▸ REQUEST
Could you write out every entry exactly as it stands?

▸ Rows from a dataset
:::

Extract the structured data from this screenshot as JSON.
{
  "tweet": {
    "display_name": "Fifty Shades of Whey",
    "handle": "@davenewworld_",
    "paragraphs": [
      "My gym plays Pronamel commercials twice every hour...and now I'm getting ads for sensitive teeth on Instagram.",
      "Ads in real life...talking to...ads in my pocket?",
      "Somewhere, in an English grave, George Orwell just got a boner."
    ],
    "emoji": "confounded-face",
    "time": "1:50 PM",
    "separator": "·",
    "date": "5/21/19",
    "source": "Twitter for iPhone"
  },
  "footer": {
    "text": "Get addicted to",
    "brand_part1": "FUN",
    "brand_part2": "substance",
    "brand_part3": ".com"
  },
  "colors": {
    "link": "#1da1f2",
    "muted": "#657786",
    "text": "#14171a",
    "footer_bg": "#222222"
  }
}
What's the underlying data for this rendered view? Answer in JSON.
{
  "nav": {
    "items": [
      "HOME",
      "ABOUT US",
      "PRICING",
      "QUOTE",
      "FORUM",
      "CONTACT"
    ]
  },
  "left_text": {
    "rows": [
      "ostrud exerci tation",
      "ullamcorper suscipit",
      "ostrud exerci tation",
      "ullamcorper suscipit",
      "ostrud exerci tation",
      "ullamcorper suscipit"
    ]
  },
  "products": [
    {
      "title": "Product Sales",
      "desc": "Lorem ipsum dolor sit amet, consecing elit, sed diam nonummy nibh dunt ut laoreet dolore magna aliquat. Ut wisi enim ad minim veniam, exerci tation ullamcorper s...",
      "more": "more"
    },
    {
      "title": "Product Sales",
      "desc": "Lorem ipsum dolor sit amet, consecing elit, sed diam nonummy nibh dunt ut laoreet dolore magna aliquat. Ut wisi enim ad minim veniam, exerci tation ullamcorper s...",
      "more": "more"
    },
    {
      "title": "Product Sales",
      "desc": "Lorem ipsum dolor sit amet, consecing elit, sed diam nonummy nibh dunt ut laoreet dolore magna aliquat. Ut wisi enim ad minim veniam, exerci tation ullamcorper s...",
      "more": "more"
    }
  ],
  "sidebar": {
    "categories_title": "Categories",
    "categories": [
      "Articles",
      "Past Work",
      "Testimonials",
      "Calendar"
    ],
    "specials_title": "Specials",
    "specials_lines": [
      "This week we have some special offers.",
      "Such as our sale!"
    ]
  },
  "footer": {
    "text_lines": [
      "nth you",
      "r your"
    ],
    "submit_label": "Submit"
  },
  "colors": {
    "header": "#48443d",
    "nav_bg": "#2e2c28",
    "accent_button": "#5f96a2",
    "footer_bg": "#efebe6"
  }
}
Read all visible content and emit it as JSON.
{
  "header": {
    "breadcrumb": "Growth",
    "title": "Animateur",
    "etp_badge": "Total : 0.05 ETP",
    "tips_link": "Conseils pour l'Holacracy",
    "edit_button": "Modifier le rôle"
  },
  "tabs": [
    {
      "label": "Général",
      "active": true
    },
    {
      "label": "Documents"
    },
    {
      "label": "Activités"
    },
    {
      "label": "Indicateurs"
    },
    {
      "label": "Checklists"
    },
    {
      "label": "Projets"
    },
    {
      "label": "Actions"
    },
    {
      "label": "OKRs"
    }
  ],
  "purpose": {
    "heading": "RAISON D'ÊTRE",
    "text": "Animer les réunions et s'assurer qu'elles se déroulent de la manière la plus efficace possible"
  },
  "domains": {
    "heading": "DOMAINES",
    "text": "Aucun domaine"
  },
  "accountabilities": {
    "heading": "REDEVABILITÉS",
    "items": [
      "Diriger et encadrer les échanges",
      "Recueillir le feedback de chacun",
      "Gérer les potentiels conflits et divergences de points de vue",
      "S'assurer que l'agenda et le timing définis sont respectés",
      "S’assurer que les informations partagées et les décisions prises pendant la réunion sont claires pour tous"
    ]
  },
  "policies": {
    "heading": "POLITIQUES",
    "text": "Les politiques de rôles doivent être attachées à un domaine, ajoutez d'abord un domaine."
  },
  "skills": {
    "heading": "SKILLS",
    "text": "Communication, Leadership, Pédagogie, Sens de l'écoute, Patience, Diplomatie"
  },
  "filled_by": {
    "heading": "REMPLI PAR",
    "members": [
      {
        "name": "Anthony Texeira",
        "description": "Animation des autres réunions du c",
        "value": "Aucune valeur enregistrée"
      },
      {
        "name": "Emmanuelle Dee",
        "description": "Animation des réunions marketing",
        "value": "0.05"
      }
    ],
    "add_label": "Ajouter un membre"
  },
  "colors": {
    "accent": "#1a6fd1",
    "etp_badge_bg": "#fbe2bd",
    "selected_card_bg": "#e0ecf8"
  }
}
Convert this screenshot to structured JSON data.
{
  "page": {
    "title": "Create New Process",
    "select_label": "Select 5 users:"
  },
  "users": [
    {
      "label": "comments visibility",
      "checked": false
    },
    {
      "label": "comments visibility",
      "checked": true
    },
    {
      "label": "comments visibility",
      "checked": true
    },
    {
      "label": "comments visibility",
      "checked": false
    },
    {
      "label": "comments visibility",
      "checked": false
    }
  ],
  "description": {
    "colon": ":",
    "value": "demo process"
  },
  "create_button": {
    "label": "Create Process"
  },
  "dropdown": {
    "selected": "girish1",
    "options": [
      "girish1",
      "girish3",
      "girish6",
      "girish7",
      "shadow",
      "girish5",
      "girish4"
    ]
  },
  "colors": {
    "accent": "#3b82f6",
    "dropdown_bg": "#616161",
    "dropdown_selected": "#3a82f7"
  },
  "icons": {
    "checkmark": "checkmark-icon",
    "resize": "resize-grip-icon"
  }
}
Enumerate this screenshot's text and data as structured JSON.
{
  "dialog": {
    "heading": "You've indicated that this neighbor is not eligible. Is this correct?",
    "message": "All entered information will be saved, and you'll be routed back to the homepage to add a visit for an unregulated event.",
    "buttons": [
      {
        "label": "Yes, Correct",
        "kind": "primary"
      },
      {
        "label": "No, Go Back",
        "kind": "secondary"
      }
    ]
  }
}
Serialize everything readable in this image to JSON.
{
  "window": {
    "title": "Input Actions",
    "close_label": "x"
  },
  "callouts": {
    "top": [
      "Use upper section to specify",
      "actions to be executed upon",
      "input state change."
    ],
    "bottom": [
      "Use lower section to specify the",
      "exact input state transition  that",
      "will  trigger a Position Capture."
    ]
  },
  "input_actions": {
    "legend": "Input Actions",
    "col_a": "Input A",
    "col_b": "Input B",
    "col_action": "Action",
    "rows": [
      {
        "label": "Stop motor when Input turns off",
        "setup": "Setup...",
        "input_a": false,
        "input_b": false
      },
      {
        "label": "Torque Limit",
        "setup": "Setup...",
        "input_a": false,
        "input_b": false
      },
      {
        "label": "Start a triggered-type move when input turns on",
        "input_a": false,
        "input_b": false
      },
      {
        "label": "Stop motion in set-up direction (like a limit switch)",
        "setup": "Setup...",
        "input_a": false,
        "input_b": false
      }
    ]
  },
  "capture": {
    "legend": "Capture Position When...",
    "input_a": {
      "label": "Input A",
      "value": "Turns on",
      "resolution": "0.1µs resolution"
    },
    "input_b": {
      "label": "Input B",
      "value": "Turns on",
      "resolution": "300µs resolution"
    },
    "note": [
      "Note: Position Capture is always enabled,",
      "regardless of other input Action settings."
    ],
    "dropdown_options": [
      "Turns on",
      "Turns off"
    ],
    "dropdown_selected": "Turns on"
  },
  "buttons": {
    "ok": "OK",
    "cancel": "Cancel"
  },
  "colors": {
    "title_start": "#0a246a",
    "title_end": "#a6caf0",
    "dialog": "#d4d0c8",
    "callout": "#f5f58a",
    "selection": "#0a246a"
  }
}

:::

▸ OUTPUT FOR THIS TASK
Extract the structured data from this screenshot as JSON.
{
  "tweet": {
    "display_name": "Fifty Shades of Whey",
    "handle": "@davenewworld_",
    "paragraphs": [
      "My gym plays Pronamel commercials twice every hour...and now I'm getting ads for sensitive teeth on Instagram.",
      "Ads in real life...talking to...ads in my pocket?",
      "Somewhere, in an English grave, George Orwell just got a boner."
    ],
    "emoji": "confounded-face",
    "time": "1:50 PM",
    "separator": "·",
    "date": "5/21/19",
    "source": "Twitter for iPhone"
  },
  "footer": {
    "text": "Get addicted to",
    "brand_part1": "FUN",
    "brand_part2": "substance",
    "brand_part3": ".com"
  },
  "colors": {
    "link": "#1da1f2",
    "muted": "#657786",
    "text": "#14171a",
    "footer_bg": "#222222"
  }
}
What's the underlying data for this rendered view? Answer in JSON.
{
  "nav": {
    "items": [
      "HOME",
      "ABOUT US",
      "PRICING",
      "QUOTE",
      "FORUM",
      "CONTACT"
    ]
  },
  "left_text": {
    "rows": [
      "ostrud exerci tation",
      "ullamcorper suscipit",
      "ostrud exerci tation",
      "ullamcorper suscipit",
      "ostrud exerci tation",
      "ullamcorper suscipit"
    ]
  },
  "products": [
    {
      "title": "Product Sales",
      "desc": "Lorem ipsum dolor sit amet, consecing elit, sed diam nonummy nibh dunt ut laoreet dolore magna aliquat. Ut wisi enim ad minim veniam, exerci tation ullamcorper s...",
      "more": "more"
    },
    {
      "title": "Product Sales",
      "desc": "Lorem ipsum dolor sit amet, consecing elit, sed diam nonummy nibh dunt ut laoreet dolore magna aliquat. Ut wisi enim ad minim veniam, exerci tation ullamcorper s...",
      "more": "more"
    },
    {
      "title": "Product Sales",
      "desc": "Lorem ipsum dolor sit amet, consecing elit, sed diam nonummy nibh dunt ut laoreet dolore magna aliquat. Ut wisi enim ad minim veniam, exerci tation ullamcorper s...",
      "more": "more"
    }
  ],
  "sidebar": {
    "categories_title": "Categories",
    "categories": [
      "Articles",
      "Past Work",
      "Testimonials",
      "Calendar"
    ],
    "specials_title": "Specials",
    "specials_lines": [
      "This week we have some special offers.",
      "Such as our sale!"
    ]
  },
  "footer": {
    "text_lines": [
      "nth you",
      "r your"
    ],
    "submit_label": "Submit"
  },
  "colors": {
    "header": "#48443d",
    "nav_bg": "#2e2c28",
    "accent_button": "#5f96a2",
    "footer_bg": "#efebe6"
  }
}
Read all visible content and emit it as JSON.
{
  "header": {
    "breadcrumb": "Growth",
    "title": "Animateur",
    "etp_badge": "Total : 0.05 ETP",
    "tips_link": "Conseils pour l'Holacracy",
    "edit_button": "Modifier le rôle"
  },
  "tabs": [
    {
      "label": "Général",
      "active": true
    },
    {
      "label": "Documents"
    },
    {
      "label": "Activités"
    },
    {
      "label": "Indicateurs"
    },
    {
      "label": "Checklists"
    },
    {
      "label": "Projets"
    },
    {
      "label": "Actions"
    },
    {
      "label": "OKRs"
    }
  ],
  "purpose": {
    "heading": "RAISON D'ÊTRE",
    "text": "Animer les réunions et s'assurer qu'elles se déroulent de la manière la plus efficace possible"
  },
  "domains": {
    "heading": "DOMAINES",
    "text": "Aucun domaine"
  },
  "accountabilities": {
    "heading": "REDEVABILITÉS",
    "items": [
      "Diriger et encadrer les échanges",
      "Recueillir le feedback de chacun",
      "Gérer les potentiels conflits et divergences de points de vue",
      "S'assurer que l'agenda et le timing définis sont respectés",
      "S’assurer que les informations partagées et les décisions prises pendant la réunion sont claires pour tous"
    ]
  },
  "policies": {
    "heading": "POLITIQUES",
    "text": "Les politiques de rôles doivent être attachées à un domaine, ajoutez d'abord un domaine."
  },
  "skills": {
    "heading": "SKILLS",
    "text": "Communication, Leadership, Pédagogie, Sens de l'écoute, Patience, Diplomatie"
  },
  "filled_by": {
    "heading": "REMPLI PAR",
    "members": [
      {
        "name": "Anthony Texeira",
        "description": "Animation des autres réunions du c",
        "value": "Aucune valeur enregistrée"
      },
      {
        "name": "Emmanuelle Dee",
        "description": "Animation des réunions marketing",
        "value": "0.05"
      }
    ],
    "add_label": "Ajouter un membre"
  },
  "colors": {
    "accent": "#1a6fd1",
    "etp_badge_bg": "#fbe2bd",
    "selected_card_bg": "#e0ecf8"
  }
}
Convert this screenshot to structured JSON data.
{
  "page": {
    "title": "Create New Process",
    "select_label": "Select 5 users:"
  },
  "users": [
    {
      "label": "comments visibility",
      "checked": false
    },
    {
      "label": "comments visibility",
      "checked": true
    },
    {
      "label": "comments visibility",
      "checked": true
    },
    {
      "label": "comments visibility",
      "checked": false
    },
    {
      "label": "comments visibility",
      "checked": false
    }
  ],
  "description": {
    "colon": ":",
    "value": "demo process"
  },
  "create_button": {
    "label": "Create Process"
  },
  "dropdown": {
    "selected": "girish1",
    "options": [
      "girish1",
      "girish3",
      "girish6",
      "girish7",
      "shadow",
      "girish5",
      "girish4"
    ]
  },
  "colors": {
    "accent": "#3b82f6",
    "dropdown_bg": "#616161",
    "dropdown_selected": "#3a82f7"
  },
  "icons": {
    "checkmark": "checkmark-icon",
    "resize": "resize-grip-icon"
  }
}
Enumerate this screenshot's text and data as structured JSON.
{
  "dialog": {
    "heading": "You've indicated that this neighbor is not eligible. Is this correct?",
    "message": "All entered information will be saved, and you'll be routed back to the homepage to add a visit for an unregulated event.",
    "buttons": [
      {
        "label": "Yes, Correct",
        "kind": "primary"
      },
      {
        "label": "No, Go Back",
        "kind": "secondary"
      }
    ]
  }
}
Serialize everything readable in this image to JSON.
{
  "window": {
    "title": "Input Actions",
    "close_label": "x"
  },
  "callouts": {
    "top": [
      "Use upper section to specify",
      "actions to be executed upon",
      "input state change."
    ],
    "bottom": [
      "Use lower section to specify the",
      "exact input state transition  that",
      "will  trigger a Position Capture."
    ]
  },
  "input_actions": {
    "legend": "Input Actions",
    "col_a": "Input A",
    "col_b": "Input B",
    "col_action": "Action",
    "rows": [
      {
        "label": "Stop motor when Input turns off",
        "setup": "Setup...",
        "input_a": false,
        "input_b": false
      },
      {
        "label": "Torque Limit",
        "setup": "Setup...",
        "input_a": false,
        "input_b": false
      },
      {
        "label": "Start a triggered-type move when input turns on",
        "input_a": false,
        "input_b": false
      },
      {
        "label": "Stop motion in set-up direction (like a limit switch)",
        "setup": "Setup...",
        "input_a": false,
        "input_b": false
      }
    ]
  },
  "capture": {
    "legend": "Capture Position When...",
    "input_a": {
      "label": "Input A",
      "value": "Turns on",
      "resolution": "0.1µs resolution"
    },
    "input_b": {
      "label": "Input B",
      "value": "Turns on",
      "resolution": "300µs resolution"
    },
    "note": [
      "Note: Position Capture is always enabled,",
      "regardless of other input Action settings."
    ],
    "dropdown_options": [
      "Turns on",
      "Turns off"
    ],
    "dropdown_selected": "Turns on"
  },
  "buttons": {
    "ok": "OK",
    "cancel": "Cancel"
  },
  "colors": {
    "title_start": "#0a246a",
    "title_end": "#a6caf0",
    "dialog": "#d4d0c8",
    "callout": "#f5f58a",
    "selection": "#0a246a"
  }
}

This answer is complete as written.